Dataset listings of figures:
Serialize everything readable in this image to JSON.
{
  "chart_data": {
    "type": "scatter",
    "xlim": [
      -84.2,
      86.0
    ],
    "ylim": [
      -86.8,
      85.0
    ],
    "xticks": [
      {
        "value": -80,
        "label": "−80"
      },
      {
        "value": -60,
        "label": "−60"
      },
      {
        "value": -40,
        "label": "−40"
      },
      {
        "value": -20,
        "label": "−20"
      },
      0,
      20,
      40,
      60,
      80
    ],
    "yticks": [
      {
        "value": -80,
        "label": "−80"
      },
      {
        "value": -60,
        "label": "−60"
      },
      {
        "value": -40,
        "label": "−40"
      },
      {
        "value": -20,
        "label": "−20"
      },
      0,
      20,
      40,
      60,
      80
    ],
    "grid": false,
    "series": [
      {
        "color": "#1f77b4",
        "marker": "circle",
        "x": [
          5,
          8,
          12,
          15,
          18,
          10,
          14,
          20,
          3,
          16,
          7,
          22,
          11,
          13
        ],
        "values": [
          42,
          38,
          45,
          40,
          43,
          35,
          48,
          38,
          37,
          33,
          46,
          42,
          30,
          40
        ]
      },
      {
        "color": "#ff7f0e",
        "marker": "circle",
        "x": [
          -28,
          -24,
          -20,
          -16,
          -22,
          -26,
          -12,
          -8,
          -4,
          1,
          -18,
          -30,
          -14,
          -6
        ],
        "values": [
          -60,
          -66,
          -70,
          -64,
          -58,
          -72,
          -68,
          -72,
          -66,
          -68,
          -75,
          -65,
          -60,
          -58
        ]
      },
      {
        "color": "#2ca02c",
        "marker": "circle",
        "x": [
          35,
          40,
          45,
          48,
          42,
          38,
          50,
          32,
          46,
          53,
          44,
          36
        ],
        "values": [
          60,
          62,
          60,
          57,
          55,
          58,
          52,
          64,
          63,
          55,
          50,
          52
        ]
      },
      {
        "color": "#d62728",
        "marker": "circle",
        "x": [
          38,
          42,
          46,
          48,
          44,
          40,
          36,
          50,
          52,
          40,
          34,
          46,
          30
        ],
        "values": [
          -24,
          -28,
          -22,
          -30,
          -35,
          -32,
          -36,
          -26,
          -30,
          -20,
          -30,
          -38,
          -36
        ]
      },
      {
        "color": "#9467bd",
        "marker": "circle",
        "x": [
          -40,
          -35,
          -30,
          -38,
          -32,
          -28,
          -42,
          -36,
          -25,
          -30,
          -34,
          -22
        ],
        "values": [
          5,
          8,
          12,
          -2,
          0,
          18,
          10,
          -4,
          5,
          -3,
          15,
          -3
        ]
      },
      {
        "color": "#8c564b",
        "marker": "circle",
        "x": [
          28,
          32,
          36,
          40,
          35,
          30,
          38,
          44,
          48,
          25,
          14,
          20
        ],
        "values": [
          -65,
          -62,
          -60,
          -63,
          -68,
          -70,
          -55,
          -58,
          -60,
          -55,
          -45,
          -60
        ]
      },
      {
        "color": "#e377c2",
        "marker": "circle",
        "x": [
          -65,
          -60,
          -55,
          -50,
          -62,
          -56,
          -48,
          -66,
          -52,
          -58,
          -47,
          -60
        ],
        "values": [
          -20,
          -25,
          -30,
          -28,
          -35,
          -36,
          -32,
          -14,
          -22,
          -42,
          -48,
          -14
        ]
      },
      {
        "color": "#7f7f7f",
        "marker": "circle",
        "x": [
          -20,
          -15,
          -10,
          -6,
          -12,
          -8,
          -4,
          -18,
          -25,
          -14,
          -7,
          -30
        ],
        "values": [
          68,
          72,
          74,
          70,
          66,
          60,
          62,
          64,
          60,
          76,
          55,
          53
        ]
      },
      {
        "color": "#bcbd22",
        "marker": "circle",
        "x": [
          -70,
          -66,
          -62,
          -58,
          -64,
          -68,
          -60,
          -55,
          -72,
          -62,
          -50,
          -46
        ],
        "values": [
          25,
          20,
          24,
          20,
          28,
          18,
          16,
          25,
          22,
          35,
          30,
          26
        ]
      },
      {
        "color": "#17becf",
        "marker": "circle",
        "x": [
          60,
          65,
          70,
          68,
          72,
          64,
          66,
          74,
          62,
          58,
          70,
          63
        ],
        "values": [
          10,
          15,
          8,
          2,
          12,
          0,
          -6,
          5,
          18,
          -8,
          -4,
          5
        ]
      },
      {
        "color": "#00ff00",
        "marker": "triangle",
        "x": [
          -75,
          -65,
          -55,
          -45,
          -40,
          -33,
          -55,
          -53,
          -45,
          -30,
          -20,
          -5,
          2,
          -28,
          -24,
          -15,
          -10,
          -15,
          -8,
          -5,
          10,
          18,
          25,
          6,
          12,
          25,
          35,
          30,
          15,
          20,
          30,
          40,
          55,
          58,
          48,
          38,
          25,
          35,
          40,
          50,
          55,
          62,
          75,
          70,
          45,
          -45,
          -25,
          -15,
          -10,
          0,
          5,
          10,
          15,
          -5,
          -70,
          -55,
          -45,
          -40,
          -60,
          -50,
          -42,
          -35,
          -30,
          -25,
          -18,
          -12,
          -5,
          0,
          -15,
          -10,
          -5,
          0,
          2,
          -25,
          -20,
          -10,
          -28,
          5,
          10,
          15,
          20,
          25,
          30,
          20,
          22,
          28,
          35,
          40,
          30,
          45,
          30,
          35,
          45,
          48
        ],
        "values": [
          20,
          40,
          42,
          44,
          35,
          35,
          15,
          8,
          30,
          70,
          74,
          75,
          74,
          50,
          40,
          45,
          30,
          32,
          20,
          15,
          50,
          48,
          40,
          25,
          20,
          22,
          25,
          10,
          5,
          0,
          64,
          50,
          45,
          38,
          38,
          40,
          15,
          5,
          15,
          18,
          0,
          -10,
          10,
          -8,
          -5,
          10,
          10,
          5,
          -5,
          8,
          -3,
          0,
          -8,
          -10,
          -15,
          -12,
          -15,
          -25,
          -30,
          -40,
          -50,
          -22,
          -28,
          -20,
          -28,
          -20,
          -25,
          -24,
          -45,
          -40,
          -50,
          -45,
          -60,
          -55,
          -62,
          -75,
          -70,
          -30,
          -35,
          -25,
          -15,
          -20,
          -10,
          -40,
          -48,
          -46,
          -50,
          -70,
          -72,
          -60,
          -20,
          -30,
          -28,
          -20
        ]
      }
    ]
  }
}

*Task instructions:*
Every record shown above must be echoed exactly.

*Correct answer:*
Serialize everything readable in this image to JSON.
{
  "chart_data": {
    "type": "scatter",
    "xlim": [
      -84.2,
      86.0
    ],
    "ylim": [
      -86.8,
      85.0
    ],
    "xticks": [
      {
        "value": -80,
        "label": "−80"
      },
      {
        "value": -60,
        "label": "−60"
      },
      {
        "value": -40,
        "label": "−40"
      },
      {
        "value": -20,
        "label": "−20"
      },
      0,
      20,
      40,
      60,
      80
    ],
    "yticks": [
      {
        "value": -80,
        "label": "−80"
      },
      {
        "value": -60,
        "label": "−60"
      },
      {
        "value": -40,
        "label": "−40"
      },
      {
        "value": -20,
        "label": "−20"
      },
      0,
      20,
      40,
      60,
      80
    ],
    "grid": false,
    "series": [
      {
        "color": "#1f77b4",
        "marker": "circle",
        "x": [
          5,
          8,
          12,
          15,
          18,
          10,
          14,
          20,
          3,
          16,
          7,
          22,
          11,
          13
        ],
        "values": [
          42,
          38,
          45,
          40,
          43,
          35,
          48,
          38,
          37,
          33,
          46,
          42,
          30,
          40
        ]
      },
      {
        "color": "#ff7f0e",
        "marker": "circle",
        "x": [
          -28,
          -24,
          -20,
          -16,
          -22,
          -26,
          -12,
          -8,
          -4,
          1,
          -18,
          -30,
          -14,
          -6
        ],
        "values": [
          -60,
          -66,
          -70,
          -64,
          -58,
          -72,
          -68,
          -72,
          -66,
          -68,
          -75,
          -65,
          -60,
          -58
        ]
      },
      {
        "color": "#2ca02c",
        "marker": "circle",
        "x": [
          35,
          40,
          45,
          48,
          42,
          38,
          50,
          32,
          46,
          53,
          44,
          36
        ],
        "values": [
          60,
          62,
          60,
          57,
          55,
          58,
          52,
          64,
          63,
          55,
          50,
          52
        ]
      },
      {
        "color": "#d62728",
        "marker": "circle",
        "x": [
          38,
          42,
          46,
          48,
          44,
          40,
          36,
          50,
          52,
          40,
          34,
          46,
          30
        ],
        "values": [
          -24,
          -28,
          -22,
          -30,
          -35,
          -32,
          -36,
          -26,
          -30,
          -20,
          -30,
          -38,
          -36
        ]
      },
      {
        "color": "#9467bd",
        "marker": "circle",
        "x": [
          -40,
          -35,
          -30,
          -38,
          -32,
          -28,
          -42,
          -36,
          -25,
          -30,
          -34,
          -22
        ],
        "values": [
          5,
          8,
          12,
          -2,
          0,
          18,
          10,
          -4,
          5,
          -3,
          15,
          -3
        ]
      },
      {
        "color": "#8c564b",
        "marker": "circle",
        "x": [
          28,
          32,
          36,
          40,
          35,
          30,
          38,
          44,
          48,
          25,
          14,
          20
        ],
        "values": [
          -65,
          -62,
          -60,
          -63,
          -68,
          -70,
          -55,
          -58,
          -60,
          -55,
          -45,
          -60
        ]
      },
      {
        "color": "#e377c2",
        "marker": "circle",
        "x": [
          -65,
          -60,
          -55,
          -50,
          -62,
          -56,
          -48,
          -66,
          -52,
          -58,
          -47,
          -60
        ],
        "values": [
          -20,
          -25,
          -30,
          -28,
          -35,
          -36,
          -32,
          -14,
          -22,
          -42,
          -48,
          -14
        ]
      },
      {
        "color": "#7f7f7f",
        "marker": "circle",
        "x": [
          -20,
          -15,
          -10,
          -6,
          -12,
          -8,
          -4,
          -18,
          -25,
          -14,
          -7,
          -30
        ],
        "values": [
          68,
          72,
          74,
          70,
          66,
          60,
          62,
          64,
          60,
          76,
          55,
          53
        ]
      },
      {
        "color": "#bcbd22",
        "marker": "circle",
        "x": [
          -70,
          -66,
          -62,
          -58,
          -64,
          -68,
          -60,
          -55,
          -72,
          -62,
          -50,
          -46
        ],
        "values": [
          25,
          20,
          24,
          20,
          28,
          18,
          16,
          25,
          22,
          35,
          30,
          26
        ]
      },
      {
        "color": "#17becf",
        "marker": "circle",
        "x": [
          60,
          65,
          70,
          68,
          72,
          64,
          66,
          74,
          62,
          58,
          70,
          63
        ],
        "values": [
          10,
          15,
          8,
          2,
          12,
          0,
          -6,
          5,
          18,
          -8,
          -4,
          5
        ]
      },
      {
        "color": "#00ff00",
        "marker": "triangle",
        "x": [
          -75,
          -65,
          -55,
          -45,
          -40,
          -33,
          -55,
          -53,
          -45,
          -30,
          -20,
          -5,
          2,
          -28,
          -24,
          -15,
          -10,
          -15,
          -8,
          -5,
          10,
          18,
          25,
          6,
          12,
          25,
          35,
          30,
          15,
          20,
          30,
          40,
          55,
          58,
          48,
          38,
          25,
          35,
          40,
          50,
          55,
          62,
          75,
          70,
          45,
          -45,
          -25,
          -15,
          -10,
          0,
          5,
          10,
          15,
          -5,
          -70,
          -55,
          -45,
          -40,
          -60,
          -50,
          -42,
          -35,
          -30,
          -25,
          -18,
          -12,
          -5,
          0,
          -15,
          -10,
          -5,
          0,
          2,
          -25,
          -20,
          -10,
          -28,
          5,
          10,
          15,
          20,
          25,
          30,
          20,
          22,
          28,
          35,
          40,
          30,
          45,
          30,
          35,
          45,
          48
        ],
        "values": [
          20,
          40,
          42,
          44,
          35,
          35,
          15,
          8,
          30,
          70,
          74,
          75,
          74,
          50,
          40,
          45,
          30,
          32,
          20,
          15,
          50,
          48,
          40,
          25,
          20,
          22,
          25,
          10,
          5,
          0,
          64,
          50,
          45,
          38,
          38,
          40,
          15,
          5,
          15,
          18,
          0,
          -10,
          10,
          -8,
          -5,
          10,
          10,
          5,
          -5,
          8,
          -3,
          0,
          -8,
          -10,
          -15,
          -12,
          -15,
          -25,
          -30,
          -40,
          -50,
          -22,
          -28,
          -20,
          -28,
          -20,
          -25,
          -24,
          -45,
          -40,
          -50,
          -45,
          -60,
          -55,
          -62,
          -75,
          -70,
          -30,
          -35,
          -25,
          -15,
          -20,
          -10,
          -40,
          -48,
          -46,
          -50,
          -70,
          -72,
          -60,
          -20,
          -30,
          -28,
          -20
        ]
      }
    ]
  }
}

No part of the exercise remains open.